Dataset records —
========================================================================

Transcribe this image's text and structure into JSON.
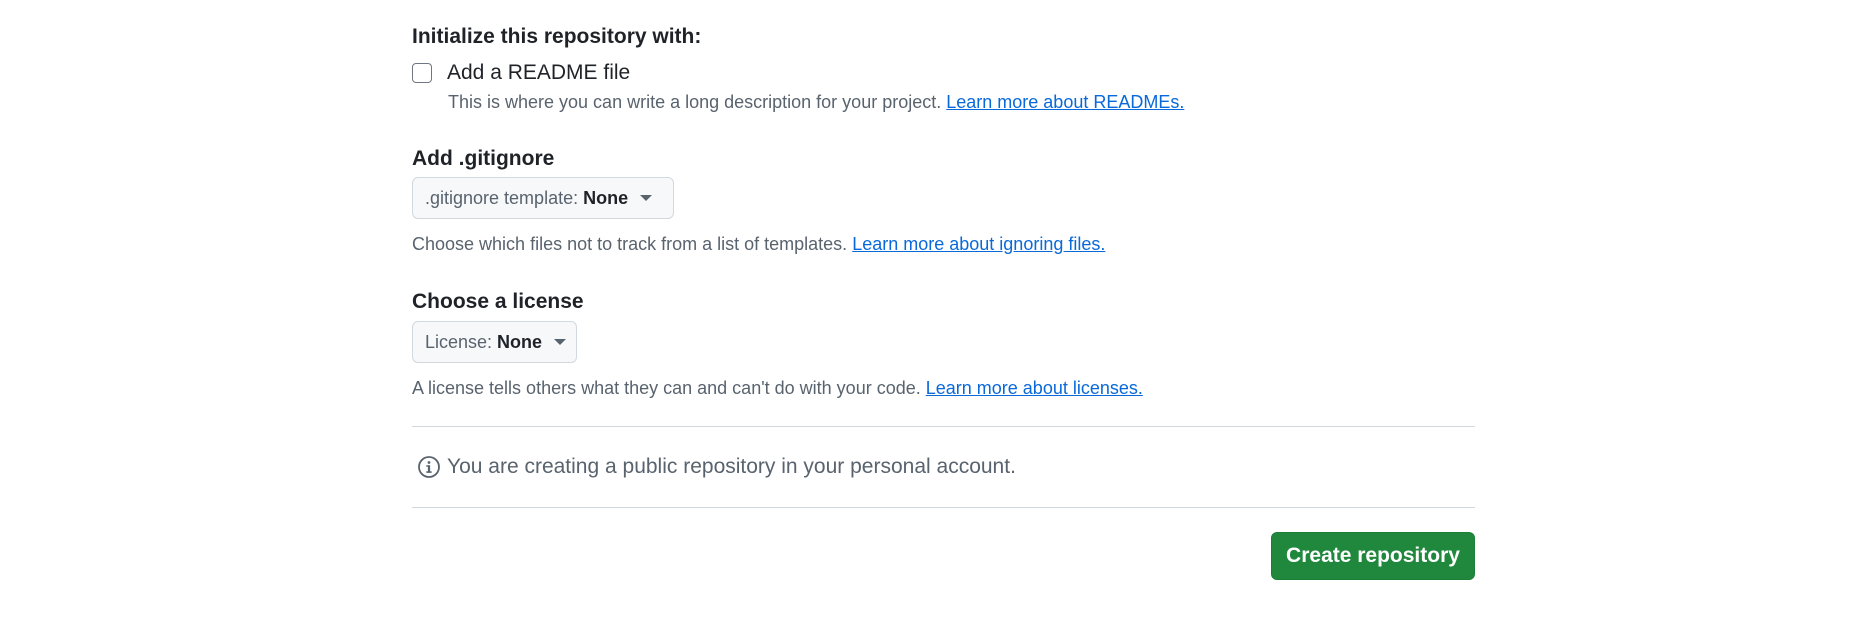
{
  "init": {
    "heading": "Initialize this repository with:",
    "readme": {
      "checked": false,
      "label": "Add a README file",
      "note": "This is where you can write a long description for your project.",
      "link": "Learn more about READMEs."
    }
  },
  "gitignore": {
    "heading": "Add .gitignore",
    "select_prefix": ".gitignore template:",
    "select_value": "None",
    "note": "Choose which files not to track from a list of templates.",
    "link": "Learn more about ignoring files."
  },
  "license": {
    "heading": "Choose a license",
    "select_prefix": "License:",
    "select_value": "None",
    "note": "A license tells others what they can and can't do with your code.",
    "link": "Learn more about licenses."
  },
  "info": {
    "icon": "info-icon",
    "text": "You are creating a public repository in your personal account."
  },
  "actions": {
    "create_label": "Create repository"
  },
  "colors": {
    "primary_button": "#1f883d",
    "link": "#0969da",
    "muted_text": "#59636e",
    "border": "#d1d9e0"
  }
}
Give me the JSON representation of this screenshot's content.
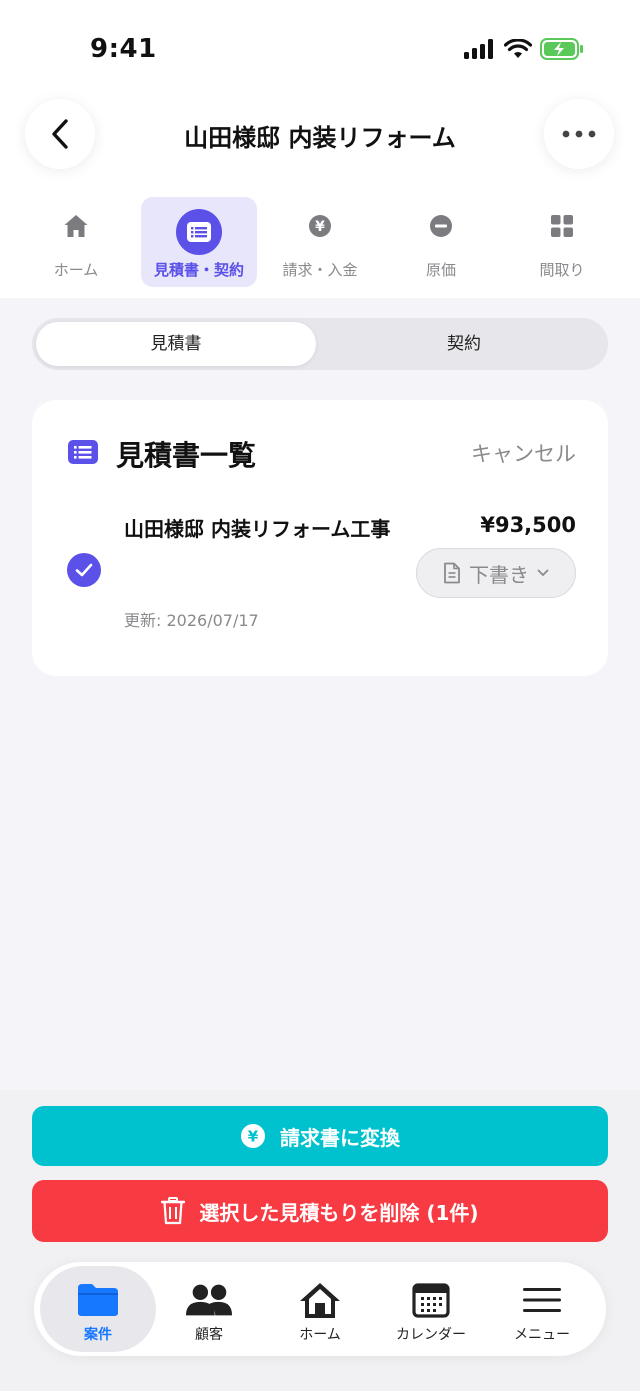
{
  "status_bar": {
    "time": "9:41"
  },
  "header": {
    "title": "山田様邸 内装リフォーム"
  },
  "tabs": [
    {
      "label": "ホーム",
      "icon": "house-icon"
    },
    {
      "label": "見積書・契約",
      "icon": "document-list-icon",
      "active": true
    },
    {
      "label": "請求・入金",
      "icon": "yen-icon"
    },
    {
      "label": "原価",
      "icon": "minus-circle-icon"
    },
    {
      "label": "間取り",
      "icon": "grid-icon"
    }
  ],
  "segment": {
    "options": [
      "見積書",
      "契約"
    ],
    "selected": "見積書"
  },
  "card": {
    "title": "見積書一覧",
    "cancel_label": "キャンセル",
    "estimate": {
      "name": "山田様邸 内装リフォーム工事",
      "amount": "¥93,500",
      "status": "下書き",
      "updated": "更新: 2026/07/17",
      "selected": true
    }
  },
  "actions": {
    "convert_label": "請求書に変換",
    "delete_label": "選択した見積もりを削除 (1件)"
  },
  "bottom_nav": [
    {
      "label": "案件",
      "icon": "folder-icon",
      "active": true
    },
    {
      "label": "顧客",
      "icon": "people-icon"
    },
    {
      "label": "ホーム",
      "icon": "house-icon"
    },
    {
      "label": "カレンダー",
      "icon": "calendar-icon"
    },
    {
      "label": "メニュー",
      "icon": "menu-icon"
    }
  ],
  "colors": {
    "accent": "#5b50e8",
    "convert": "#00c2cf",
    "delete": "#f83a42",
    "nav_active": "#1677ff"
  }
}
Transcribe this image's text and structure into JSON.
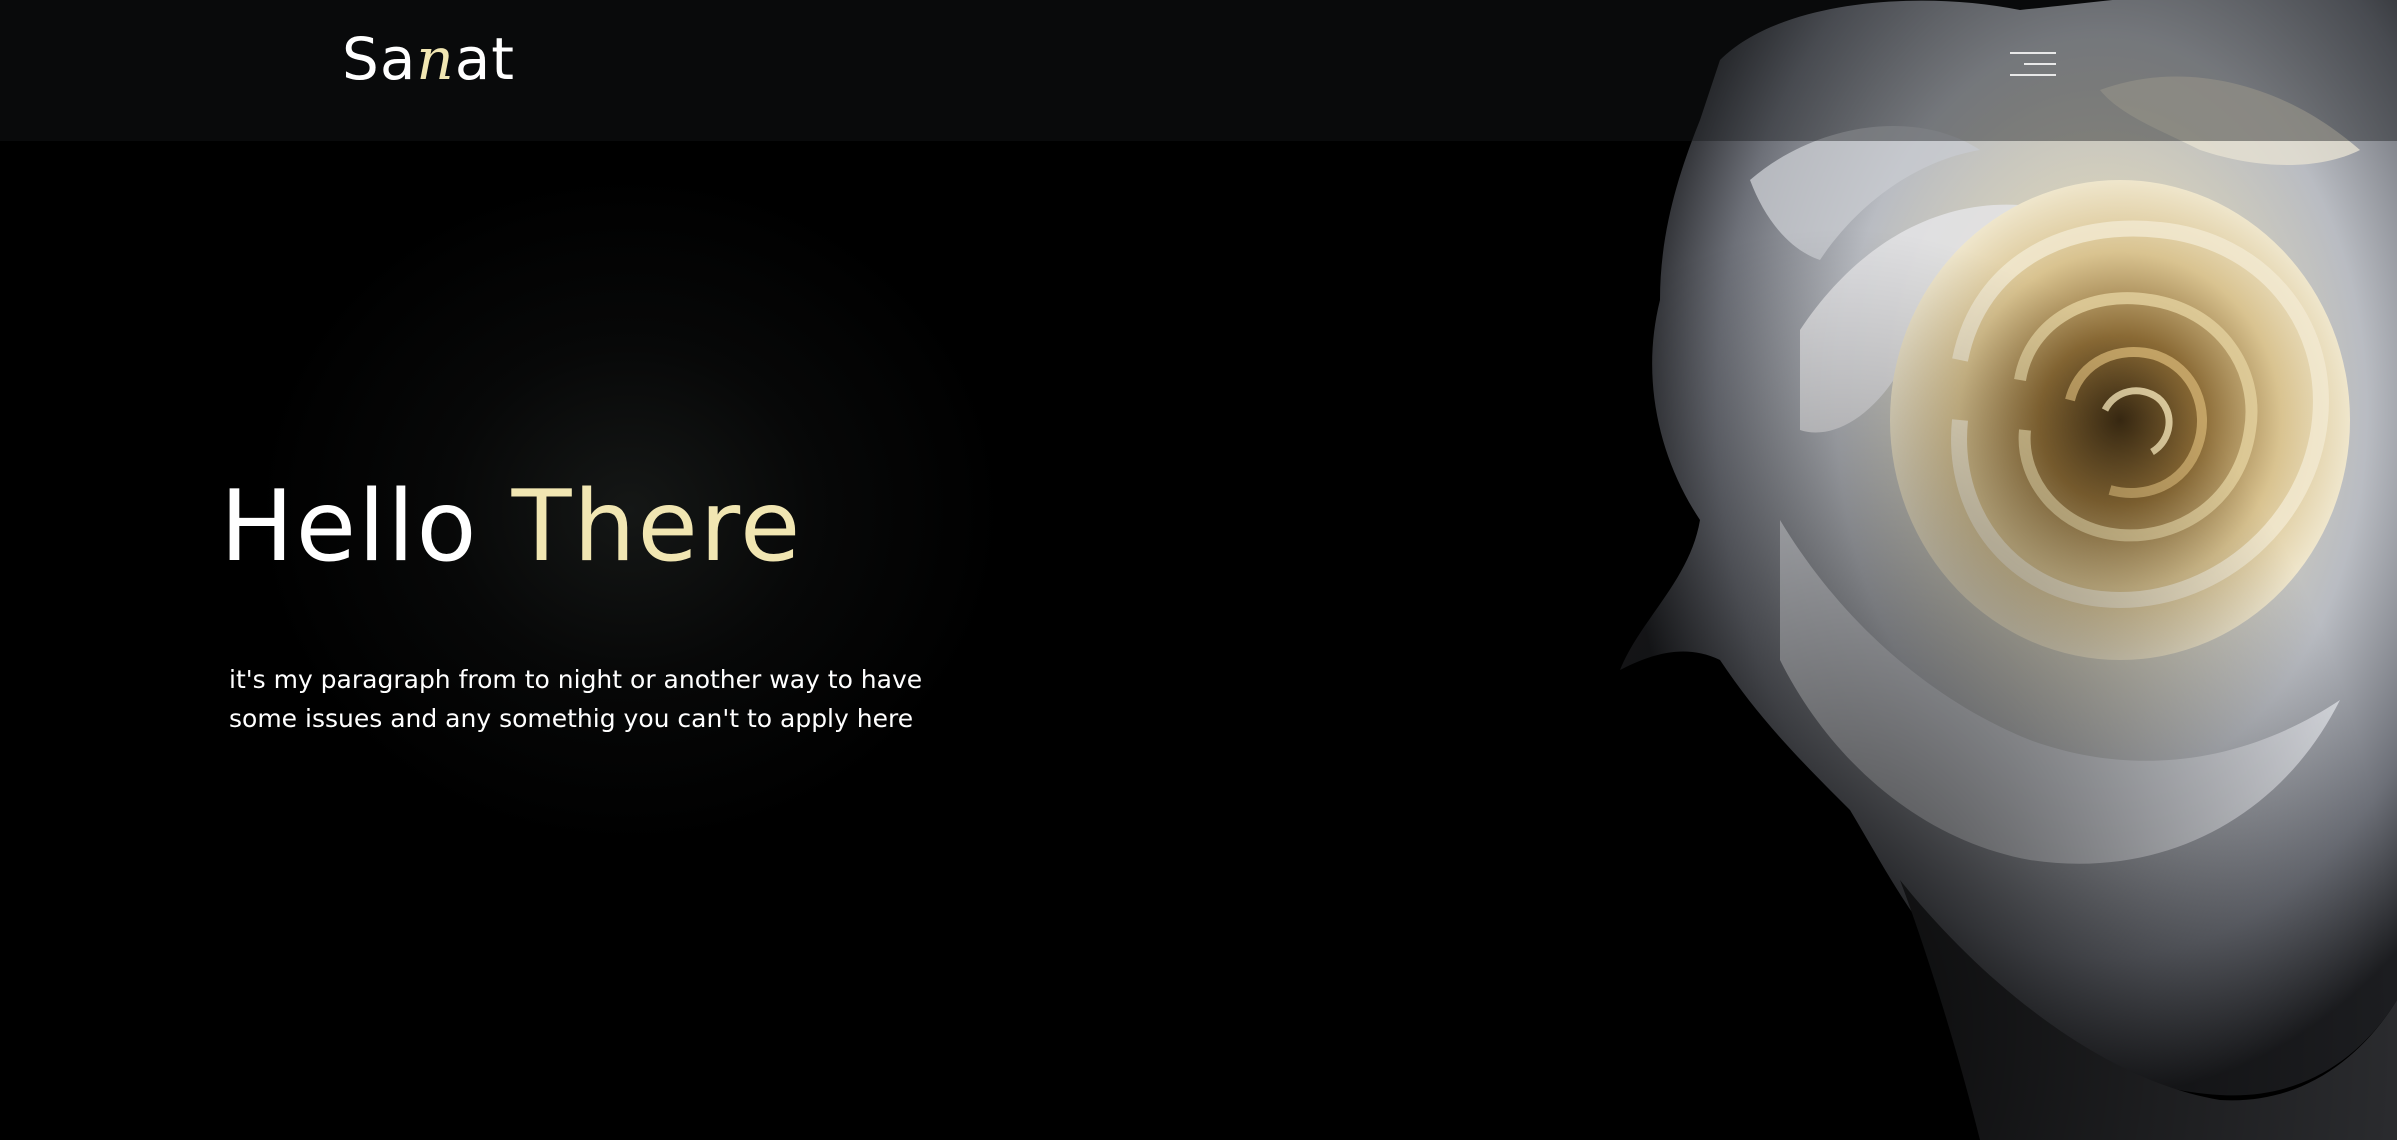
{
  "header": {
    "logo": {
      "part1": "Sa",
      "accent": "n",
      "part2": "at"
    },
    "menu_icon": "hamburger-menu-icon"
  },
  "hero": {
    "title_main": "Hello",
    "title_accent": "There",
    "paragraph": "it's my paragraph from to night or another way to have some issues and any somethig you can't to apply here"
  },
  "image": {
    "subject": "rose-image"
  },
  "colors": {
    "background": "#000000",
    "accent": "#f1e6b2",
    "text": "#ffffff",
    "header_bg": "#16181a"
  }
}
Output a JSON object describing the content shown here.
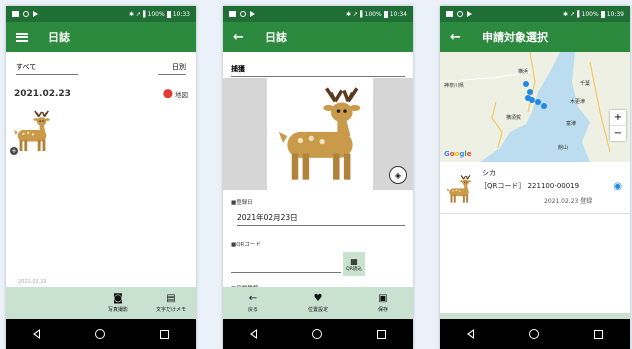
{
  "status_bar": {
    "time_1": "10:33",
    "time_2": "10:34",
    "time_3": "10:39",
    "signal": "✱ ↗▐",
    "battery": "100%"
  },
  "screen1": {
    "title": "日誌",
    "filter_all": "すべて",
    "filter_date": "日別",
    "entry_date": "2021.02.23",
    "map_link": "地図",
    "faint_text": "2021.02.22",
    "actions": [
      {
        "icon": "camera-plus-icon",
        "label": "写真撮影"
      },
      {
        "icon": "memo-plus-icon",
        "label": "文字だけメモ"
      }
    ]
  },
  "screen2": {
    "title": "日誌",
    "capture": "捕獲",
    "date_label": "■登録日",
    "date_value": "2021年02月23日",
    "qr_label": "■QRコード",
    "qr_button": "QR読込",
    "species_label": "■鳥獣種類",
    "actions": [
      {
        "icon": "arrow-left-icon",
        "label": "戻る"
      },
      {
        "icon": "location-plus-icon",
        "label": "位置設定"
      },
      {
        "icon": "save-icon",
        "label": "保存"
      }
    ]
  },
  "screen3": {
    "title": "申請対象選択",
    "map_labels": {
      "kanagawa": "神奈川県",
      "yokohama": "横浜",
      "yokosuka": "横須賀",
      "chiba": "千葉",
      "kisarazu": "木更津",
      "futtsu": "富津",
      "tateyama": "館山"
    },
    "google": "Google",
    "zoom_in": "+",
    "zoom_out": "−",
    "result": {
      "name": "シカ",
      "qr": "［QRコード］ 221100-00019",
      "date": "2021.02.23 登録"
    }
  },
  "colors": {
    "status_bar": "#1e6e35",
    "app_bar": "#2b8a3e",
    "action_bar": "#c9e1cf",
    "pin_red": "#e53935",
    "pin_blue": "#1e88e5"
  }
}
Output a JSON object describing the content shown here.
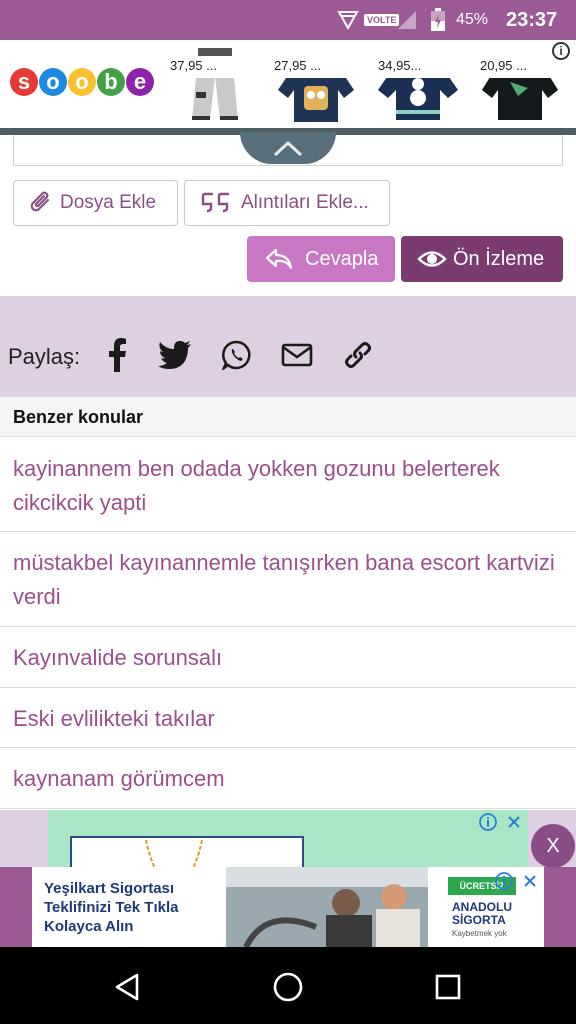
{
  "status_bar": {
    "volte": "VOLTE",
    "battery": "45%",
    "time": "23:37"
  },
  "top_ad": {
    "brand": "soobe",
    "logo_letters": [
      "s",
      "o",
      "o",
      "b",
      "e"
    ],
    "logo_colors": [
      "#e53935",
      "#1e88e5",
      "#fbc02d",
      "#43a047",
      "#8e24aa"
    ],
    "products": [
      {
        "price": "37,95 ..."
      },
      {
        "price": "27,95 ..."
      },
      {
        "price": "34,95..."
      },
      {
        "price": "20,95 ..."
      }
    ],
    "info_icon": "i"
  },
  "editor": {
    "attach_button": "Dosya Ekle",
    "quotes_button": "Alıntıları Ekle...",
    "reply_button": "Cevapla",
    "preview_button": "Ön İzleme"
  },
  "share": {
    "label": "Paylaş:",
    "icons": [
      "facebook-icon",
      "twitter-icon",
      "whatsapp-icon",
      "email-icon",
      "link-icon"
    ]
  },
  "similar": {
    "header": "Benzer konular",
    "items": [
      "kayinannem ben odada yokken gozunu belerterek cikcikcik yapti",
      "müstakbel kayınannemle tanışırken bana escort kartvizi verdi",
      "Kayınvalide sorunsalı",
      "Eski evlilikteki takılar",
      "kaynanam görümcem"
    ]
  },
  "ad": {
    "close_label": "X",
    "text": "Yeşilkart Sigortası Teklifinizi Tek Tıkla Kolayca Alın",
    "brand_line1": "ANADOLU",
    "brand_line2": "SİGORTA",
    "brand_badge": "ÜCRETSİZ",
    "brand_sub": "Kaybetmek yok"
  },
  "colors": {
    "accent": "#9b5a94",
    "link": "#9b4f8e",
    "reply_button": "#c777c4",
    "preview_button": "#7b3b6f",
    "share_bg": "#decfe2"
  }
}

========================================================================

Your task —
Working from the entries above, return all lines that contain "menu".

Final result —
      "icon": "menu-icon"
    "menu_icon": "hamburger-menu-icon"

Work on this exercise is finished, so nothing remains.